TASK INSTRUCTIONS — Each line containing the word "Regional" must be reported.

_____

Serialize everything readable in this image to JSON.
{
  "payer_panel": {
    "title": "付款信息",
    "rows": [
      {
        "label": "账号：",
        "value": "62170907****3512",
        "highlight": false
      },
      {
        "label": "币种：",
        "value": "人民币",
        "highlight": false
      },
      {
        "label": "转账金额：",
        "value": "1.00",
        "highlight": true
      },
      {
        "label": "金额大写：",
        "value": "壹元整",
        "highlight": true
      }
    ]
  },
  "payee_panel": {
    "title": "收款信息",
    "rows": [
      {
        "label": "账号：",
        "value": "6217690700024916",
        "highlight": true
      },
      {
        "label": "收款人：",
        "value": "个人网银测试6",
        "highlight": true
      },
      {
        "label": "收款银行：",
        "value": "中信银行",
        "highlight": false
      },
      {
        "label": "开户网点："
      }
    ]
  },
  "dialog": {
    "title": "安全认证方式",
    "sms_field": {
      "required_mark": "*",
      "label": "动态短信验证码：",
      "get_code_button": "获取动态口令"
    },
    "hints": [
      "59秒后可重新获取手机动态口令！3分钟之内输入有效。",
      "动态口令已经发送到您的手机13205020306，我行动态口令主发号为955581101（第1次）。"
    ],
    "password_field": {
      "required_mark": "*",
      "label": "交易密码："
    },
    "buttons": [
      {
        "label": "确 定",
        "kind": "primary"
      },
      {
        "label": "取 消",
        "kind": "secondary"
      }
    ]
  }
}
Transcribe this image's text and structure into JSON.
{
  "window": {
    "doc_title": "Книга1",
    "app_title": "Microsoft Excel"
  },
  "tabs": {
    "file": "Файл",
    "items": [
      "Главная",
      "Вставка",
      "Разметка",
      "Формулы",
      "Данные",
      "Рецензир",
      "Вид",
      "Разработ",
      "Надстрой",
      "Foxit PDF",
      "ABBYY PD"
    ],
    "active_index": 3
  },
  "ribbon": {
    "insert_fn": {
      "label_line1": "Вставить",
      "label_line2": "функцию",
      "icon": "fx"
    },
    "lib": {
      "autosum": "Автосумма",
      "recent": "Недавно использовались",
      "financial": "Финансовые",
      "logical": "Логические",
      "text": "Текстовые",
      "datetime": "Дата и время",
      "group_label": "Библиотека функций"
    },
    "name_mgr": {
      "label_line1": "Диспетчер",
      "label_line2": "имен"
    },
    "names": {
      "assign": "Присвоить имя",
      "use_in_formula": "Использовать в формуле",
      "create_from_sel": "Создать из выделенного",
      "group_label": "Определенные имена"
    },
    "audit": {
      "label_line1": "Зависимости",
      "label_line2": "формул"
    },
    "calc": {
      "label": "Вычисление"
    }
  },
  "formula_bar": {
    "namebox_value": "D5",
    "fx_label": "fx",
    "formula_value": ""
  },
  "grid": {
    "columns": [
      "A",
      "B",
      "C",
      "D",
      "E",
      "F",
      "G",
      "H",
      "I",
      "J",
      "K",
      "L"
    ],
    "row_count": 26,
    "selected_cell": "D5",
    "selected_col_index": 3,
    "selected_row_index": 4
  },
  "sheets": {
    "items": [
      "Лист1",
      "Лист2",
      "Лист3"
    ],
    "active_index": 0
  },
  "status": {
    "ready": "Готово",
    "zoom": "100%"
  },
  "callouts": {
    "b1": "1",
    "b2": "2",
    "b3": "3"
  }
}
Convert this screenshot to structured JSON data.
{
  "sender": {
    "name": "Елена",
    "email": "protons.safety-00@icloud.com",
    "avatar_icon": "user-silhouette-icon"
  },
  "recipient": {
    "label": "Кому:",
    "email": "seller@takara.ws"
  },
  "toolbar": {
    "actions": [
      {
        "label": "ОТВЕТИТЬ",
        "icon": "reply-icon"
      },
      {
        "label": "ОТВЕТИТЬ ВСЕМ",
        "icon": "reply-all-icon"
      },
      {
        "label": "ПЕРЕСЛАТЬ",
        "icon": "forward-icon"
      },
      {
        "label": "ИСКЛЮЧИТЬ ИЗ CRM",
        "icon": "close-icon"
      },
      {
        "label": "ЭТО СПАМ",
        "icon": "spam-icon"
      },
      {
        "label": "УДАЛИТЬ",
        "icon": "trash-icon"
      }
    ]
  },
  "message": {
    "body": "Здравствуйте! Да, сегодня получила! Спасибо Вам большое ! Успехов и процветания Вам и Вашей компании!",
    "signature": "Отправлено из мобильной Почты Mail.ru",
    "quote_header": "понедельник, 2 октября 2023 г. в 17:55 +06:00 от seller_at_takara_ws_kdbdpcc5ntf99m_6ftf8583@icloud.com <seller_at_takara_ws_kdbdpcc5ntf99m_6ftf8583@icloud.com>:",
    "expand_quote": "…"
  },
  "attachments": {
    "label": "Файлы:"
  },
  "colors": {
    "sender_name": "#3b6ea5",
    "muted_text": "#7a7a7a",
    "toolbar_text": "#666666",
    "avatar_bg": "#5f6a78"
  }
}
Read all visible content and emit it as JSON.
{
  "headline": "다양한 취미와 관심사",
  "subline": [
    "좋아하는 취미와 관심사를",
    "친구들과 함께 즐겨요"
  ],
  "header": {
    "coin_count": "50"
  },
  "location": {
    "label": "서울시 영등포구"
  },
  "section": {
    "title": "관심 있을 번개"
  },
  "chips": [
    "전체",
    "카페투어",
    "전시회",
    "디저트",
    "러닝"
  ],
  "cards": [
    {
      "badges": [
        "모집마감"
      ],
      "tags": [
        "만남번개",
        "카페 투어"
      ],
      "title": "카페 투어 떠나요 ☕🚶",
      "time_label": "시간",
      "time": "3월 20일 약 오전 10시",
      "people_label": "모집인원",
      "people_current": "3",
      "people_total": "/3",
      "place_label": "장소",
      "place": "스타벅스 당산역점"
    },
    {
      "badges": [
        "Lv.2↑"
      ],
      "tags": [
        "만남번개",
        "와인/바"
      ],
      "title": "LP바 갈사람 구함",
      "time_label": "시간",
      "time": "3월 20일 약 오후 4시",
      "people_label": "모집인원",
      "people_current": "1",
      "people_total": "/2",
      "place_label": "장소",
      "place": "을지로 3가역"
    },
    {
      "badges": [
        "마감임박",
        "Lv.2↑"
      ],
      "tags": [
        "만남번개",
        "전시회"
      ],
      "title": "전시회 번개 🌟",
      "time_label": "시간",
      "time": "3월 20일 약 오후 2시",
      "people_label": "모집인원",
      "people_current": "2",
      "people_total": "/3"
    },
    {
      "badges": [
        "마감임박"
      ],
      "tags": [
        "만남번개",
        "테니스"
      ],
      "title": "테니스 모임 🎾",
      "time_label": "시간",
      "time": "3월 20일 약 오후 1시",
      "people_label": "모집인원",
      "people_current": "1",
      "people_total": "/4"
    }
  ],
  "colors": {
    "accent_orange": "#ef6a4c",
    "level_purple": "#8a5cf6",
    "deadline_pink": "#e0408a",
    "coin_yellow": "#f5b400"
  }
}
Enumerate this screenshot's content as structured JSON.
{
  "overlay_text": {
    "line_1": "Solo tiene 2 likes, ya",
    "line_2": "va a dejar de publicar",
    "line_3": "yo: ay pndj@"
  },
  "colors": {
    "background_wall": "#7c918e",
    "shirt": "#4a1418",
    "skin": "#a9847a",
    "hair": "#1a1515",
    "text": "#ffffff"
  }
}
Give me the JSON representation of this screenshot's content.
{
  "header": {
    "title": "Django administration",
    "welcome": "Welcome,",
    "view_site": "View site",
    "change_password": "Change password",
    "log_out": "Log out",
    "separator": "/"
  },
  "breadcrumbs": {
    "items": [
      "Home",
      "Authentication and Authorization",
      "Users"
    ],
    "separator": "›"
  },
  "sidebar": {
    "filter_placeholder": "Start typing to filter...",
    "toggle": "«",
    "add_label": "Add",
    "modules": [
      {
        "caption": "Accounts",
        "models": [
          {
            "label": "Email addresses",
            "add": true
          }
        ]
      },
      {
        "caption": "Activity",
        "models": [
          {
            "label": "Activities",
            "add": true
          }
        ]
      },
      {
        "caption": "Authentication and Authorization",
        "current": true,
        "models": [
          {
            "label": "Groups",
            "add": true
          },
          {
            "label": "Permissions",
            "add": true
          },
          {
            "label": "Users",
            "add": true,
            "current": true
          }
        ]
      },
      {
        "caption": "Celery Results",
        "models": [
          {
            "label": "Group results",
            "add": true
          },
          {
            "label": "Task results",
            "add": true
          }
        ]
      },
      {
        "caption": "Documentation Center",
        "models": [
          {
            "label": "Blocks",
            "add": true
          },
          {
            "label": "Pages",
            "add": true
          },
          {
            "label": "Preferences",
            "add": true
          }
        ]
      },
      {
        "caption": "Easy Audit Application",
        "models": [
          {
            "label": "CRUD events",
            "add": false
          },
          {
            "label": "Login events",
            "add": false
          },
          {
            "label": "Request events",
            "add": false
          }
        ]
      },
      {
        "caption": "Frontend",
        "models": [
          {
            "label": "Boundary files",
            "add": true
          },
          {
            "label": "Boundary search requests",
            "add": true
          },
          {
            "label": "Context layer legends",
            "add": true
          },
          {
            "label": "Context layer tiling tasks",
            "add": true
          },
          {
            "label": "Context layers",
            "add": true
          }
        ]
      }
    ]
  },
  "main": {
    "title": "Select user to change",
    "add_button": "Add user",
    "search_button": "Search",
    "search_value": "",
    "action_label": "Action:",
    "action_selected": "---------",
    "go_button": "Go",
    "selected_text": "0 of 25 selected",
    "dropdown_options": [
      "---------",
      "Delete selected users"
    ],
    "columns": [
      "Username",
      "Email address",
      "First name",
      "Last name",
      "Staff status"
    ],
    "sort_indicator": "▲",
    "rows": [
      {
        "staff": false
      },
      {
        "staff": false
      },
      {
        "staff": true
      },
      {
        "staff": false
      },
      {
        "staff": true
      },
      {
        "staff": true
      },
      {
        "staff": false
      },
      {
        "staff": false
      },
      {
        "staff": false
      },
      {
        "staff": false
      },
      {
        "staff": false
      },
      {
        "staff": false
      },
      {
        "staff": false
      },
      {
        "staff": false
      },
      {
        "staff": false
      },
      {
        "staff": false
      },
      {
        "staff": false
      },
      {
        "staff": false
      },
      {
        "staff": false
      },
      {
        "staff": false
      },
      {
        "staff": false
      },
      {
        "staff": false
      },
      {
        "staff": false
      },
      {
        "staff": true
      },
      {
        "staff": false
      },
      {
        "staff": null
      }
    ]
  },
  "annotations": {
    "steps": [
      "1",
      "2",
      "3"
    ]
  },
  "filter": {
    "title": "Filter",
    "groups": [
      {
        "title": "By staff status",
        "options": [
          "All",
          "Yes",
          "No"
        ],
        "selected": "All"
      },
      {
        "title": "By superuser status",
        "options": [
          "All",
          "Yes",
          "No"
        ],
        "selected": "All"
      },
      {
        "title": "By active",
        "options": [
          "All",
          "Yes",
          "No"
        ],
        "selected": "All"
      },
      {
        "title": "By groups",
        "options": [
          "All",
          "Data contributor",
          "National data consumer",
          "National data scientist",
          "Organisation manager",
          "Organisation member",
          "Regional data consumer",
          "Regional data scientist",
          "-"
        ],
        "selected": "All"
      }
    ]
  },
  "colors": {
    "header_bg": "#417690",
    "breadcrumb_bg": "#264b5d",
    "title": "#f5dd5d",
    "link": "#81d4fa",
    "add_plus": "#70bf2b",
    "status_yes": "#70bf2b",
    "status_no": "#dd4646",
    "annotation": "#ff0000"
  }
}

_____

SOLUTION TO THIS PROBLEM —
          "Regional data consumer",
          "Regional data scientist",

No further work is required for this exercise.